Texto fornecido:
○ ○ ○
O Banco Central (BC) acredita que a inflação ficará em linha com as metas até 2011, mas aponta riscos aos preços, decorrentes principalmente do crescimento econômico, que será bastante forte no ano que vem, mostrou o Relatório Trimestral de Inflação do quarto trimestre divulgado nesta terça-feira.
A expansão da economia em 2010 será sustentada "exclusivamente" pela demanda interna, de acordo com o documento. No front inflacionário, o BC aponta como riscos a intensidade da retomada da economia e a redução da margem remanescente de ociosidade, mas enfatiza que a inflação deve seguir em linha com as metas em 2010 e 2011.
A estimativa do BC para a inflação medida pelo Índice Nacional de Preços ao Consumidor Amplo (IPCA) do ano que vem aumentou de 4,4% no relatório anterior, do terceiro trimestre, para 4,6%.
A estimativa para a inflação neste ano teve leve alta para 4,3%, ante 4,2% antes. A meta de inflação de ambos os anos tem centro em 4,5% e tolerância de 2 pontos percentuais para cima ou para baixo.
○ ○ ○
Registros de dados armazenados
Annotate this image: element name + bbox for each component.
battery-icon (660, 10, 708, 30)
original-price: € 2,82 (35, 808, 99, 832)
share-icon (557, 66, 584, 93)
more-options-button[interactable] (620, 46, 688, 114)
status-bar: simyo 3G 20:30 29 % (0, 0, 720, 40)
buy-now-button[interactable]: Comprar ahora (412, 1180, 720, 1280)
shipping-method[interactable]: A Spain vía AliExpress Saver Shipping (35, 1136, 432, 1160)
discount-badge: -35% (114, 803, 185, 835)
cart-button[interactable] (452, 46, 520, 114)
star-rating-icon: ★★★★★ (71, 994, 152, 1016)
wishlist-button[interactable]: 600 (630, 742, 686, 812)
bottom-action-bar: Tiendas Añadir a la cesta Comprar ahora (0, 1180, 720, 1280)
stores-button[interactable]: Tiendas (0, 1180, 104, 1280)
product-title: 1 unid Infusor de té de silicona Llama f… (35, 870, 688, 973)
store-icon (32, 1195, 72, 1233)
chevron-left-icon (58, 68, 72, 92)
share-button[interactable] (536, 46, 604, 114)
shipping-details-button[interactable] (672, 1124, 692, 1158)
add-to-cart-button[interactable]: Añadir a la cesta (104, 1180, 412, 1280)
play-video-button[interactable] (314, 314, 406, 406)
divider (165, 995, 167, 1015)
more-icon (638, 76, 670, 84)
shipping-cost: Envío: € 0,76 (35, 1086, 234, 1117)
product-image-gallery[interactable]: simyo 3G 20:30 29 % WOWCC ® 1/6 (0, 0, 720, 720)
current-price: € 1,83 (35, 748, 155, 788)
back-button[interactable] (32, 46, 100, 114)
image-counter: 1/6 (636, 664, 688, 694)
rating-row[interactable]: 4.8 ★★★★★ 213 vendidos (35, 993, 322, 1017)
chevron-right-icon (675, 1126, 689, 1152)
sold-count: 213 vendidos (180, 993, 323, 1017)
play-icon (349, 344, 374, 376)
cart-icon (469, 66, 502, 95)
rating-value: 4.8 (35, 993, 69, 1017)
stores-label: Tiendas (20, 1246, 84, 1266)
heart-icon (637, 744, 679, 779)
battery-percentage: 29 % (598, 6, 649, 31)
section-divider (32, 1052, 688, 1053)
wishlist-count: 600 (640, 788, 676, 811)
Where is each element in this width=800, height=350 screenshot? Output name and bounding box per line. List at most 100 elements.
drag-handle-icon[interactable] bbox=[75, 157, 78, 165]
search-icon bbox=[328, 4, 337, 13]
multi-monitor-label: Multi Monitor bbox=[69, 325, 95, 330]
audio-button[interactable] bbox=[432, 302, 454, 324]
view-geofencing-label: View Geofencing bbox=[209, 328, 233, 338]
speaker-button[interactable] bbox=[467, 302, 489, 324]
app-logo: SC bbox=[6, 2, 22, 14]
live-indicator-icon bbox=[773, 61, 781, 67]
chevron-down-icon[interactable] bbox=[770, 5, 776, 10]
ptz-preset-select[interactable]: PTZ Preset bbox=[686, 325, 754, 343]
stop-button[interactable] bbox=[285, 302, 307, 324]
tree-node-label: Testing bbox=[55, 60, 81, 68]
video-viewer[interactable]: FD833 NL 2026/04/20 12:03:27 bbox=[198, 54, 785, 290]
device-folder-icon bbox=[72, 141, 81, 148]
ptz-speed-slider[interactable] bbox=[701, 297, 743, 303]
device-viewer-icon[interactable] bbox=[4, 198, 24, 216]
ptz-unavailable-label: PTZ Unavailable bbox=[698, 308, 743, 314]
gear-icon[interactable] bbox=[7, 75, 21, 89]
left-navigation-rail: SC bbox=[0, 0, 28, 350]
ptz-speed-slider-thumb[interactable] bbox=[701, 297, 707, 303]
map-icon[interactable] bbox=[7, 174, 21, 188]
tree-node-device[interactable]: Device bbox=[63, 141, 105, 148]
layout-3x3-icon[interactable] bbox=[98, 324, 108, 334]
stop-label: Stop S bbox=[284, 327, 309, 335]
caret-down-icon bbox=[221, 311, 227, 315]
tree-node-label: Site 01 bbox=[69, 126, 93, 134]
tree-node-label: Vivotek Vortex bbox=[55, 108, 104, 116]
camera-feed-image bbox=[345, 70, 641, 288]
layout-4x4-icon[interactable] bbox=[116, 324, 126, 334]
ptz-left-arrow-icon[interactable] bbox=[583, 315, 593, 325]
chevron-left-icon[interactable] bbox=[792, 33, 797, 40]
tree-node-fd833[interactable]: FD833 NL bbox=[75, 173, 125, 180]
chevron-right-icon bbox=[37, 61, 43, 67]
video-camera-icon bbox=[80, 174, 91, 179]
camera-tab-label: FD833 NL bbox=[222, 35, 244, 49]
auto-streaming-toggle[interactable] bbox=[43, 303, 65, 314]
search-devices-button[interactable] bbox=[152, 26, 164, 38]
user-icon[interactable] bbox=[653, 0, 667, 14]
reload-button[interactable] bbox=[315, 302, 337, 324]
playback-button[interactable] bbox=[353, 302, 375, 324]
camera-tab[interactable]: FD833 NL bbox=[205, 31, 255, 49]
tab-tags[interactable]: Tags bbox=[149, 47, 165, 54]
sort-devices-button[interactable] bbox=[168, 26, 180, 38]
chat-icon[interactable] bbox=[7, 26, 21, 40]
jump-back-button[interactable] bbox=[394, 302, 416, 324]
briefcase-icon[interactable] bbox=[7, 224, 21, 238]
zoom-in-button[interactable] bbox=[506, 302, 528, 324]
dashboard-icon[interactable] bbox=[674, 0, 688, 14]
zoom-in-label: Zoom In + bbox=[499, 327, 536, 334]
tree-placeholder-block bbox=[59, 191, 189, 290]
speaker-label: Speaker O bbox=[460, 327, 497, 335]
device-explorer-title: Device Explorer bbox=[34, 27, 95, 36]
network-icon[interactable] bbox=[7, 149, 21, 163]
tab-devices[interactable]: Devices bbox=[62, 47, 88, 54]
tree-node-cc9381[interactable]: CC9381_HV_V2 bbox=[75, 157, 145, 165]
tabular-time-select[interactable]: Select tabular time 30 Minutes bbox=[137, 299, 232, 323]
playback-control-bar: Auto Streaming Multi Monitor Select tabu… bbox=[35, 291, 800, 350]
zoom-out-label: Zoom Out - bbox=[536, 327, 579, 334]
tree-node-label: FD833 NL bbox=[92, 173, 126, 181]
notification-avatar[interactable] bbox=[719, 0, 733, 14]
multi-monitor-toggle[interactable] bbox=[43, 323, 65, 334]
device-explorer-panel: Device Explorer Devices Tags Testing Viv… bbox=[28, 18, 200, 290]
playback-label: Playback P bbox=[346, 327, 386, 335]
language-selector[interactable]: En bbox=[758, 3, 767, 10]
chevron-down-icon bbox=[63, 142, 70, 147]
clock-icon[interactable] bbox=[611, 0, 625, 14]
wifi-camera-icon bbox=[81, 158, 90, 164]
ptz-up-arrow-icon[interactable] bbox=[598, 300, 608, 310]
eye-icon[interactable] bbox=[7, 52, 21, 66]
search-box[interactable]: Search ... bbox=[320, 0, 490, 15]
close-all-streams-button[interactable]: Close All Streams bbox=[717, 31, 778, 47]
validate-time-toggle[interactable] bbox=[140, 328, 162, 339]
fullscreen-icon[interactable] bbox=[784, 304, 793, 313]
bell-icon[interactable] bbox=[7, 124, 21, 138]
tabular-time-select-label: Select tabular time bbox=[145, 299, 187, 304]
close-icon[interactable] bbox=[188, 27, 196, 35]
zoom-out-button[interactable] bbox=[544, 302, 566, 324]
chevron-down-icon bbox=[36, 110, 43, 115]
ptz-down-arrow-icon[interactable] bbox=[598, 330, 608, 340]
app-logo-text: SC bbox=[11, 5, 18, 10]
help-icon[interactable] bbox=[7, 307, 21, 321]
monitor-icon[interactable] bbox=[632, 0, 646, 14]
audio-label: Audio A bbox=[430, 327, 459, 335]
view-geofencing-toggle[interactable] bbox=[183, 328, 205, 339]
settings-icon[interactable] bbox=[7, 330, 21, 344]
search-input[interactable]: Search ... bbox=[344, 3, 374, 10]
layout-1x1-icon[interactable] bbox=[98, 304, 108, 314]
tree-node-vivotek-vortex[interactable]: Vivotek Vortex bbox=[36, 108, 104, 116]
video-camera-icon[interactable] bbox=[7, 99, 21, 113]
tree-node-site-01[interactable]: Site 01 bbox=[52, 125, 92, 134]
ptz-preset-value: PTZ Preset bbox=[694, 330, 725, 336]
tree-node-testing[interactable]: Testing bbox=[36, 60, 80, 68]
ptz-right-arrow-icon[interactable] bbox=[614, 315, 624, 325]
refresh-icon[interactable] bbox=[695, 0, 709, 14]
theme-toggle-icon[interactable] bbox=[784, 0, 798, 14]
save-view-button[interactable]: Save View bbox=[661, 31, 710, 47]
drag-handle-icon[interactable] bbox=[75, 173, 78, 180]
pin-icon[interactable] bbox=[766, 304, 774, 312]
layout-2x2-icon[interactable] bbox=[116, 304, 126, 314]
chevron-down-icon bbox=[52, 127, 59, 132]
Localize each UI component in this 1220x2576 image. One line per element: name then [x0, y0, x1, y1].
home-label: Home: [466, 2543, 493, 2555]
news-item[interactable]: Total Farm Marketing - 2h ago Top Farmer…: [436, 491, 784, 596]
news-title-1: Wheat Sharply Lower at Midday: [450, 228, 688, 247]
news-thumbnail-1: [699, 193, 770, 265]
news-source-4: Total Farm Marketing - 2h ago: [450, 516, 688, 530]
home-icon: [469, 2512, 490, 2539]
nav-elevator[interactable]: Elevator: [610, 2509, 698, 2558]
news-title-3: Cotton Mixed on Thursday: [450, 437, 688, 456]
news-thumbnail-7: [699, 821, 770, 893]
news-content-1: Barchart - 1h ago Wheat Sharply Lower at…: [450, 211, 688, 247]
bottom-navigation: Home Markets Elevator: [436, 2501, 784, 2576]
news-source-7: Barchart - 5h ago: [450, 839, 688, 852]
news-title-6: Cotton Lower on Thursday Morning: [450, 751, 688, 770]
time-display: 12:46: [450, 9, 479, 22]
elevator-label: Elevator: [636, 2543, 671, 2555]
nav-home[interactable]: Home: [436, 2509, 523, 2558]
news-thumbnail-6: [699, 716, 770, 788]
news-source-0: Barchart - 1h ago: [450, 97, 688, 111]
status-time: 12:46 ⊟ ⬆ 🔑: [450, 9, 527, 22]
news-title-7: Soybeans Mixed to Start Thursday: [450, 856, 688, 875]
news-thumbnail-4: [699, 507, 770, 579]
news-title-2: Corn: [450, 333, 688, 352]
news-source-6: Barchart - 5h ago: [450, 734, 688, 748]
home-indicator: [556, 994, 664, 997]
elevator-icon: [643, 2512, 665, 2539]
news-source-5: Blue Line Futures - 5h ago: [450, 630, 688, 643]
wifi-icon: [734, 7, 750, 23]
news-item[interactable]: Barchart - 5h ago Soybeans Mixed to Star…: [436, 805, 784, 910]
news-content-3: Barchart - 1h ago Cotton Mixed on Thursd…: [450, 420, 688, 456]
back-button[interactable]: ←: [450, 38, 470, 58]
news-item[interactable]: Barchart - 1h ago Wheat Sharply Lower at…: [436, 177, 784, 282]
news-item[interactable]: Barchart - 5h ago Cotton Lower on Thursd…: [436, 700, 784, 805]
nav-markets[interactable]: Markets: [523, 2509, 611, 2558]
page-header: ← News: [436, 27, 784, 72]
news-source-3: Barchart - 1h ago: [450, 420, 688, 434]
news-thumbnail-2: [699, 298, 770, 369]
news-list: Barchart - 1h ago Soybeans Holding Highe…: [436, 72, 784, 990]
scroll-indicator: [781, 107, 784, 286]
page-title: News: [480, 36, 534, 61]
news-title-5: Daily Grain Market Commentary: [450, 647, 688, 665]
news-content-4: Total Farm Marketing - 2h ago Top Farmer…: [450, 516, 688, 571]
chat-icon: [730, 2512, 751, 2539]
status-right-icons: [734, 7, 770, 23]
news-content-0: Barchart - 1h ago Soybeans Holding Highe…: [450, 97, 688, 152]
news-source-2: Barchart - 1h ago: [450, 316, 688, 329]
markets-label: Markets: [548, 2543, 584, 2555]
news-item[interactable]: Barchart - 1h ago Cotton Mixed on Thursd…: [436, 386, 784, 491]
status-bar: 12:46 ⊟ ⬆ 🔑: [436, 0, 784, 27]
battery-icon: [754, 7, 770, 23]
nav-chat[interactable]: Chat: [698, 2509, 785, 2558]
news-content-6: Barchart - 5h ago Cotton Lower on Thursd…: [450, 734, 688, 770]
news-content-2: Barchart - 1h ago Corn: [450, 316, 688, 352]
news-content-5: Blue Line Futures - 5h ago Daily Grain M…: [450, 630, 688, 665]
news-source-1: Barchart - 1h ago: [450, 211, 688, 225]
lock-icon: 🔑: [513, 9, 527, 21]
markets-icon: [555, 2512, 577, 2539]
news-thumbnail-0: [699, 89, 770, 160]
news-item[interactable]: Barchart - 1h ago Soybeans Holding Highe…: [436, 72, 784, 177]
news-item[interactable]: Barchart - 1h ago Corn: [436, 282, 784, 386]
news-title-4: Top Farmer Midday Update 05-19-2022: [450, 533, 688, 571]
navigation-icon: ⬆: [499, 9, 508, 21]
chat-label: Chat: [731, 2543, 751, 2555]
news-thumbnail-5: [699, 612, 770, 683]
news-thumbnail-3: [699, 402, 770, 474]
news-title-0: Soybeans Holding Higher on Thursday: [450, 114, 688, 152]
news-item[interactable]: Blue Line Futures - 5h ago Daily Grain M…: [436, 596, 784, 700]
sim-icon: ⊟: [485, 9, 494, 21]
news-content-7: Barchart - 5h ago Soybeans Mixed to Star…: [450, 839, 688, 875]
○ ○ ○
A fazer:
**A)** Reescreva o trecho do texto sobre a inflação que vai de "O Banco Central" até "2010 e 2011.", inclusive, trocando "economia" por "atividade".
**B)** Resuma em duas frases o texto sobre a inflação.
**C)** Dê continuidade ao texto sobre a inflação a partir de onde ele termina.
O material não faz parte do texto sobre a inflação.

Respostas:
**A)**
O Banco Central (BC) acredita que a inflação ficará em linha com as metas até 2011, mas aponta riscos aos preços, decorrentes principalmente do crescimento econômico, que será bastante forte no ano que vem, mostrou o Relatório Trimestral de Inflação do quarto trimestre divulgado nesta terça-feira.
A expansão da atividade em 2010 será sustentada "exclusivamente" pela demanda interna, de acordo com o documento. No front inflacionário, o BC aponta como riscos a intensidade da retomada da atividade e a redução da margem remanescente de ociosidade, mas enfatiza que a inflação deve seguir em linha com as metas em 2010 e 2011.

**B)** O Banco Central prevê que a inflação fique em linha com as metas em 2010 e 2011, mas vê riscos na intensidade da retomada da economia, que crescerá com base só na demanda interna, e na redução da ociosidade. A projeção do IPCA para o ano que vem subiu de 4,4% para 4,6%, e a deste ano passou de 4,2% para 4,3%, com meta de centro em 4,5% para os dois anos.

**C)**
"Do ponto de vista do balanço de riscos relacionados às perspectivas da inflação, o principal risco advém da intensidade em que se dará a recuperação da atividade econômica doméstica. Em particular, um risco a ser monitorado é de que a margem remanescente de ociosidade de recursos seja ocupada mais rapidamente do que o contemplado no cenário principal, o qual está baseado em recuperação gradual da economia", disse o BC.
"Os riscos se tornam mais elevados à medida que se considera que a inflação corrente já se situa em valores ao redor da meta, limitando a margem de acomodação da política monetária."
Mas o BC ressalva que apesar da alta dos núcleos de inflação e dos índices de difusão recentes e de uma aceleração sazonal prevista para o começo de 2010 - por mensalidades, alimentos in natura e tarifas de ônibus -, "sob condições monetárias adequadas, (a inflação) deverá se manter em linha com a trajetória das metas em 2010 e 2011".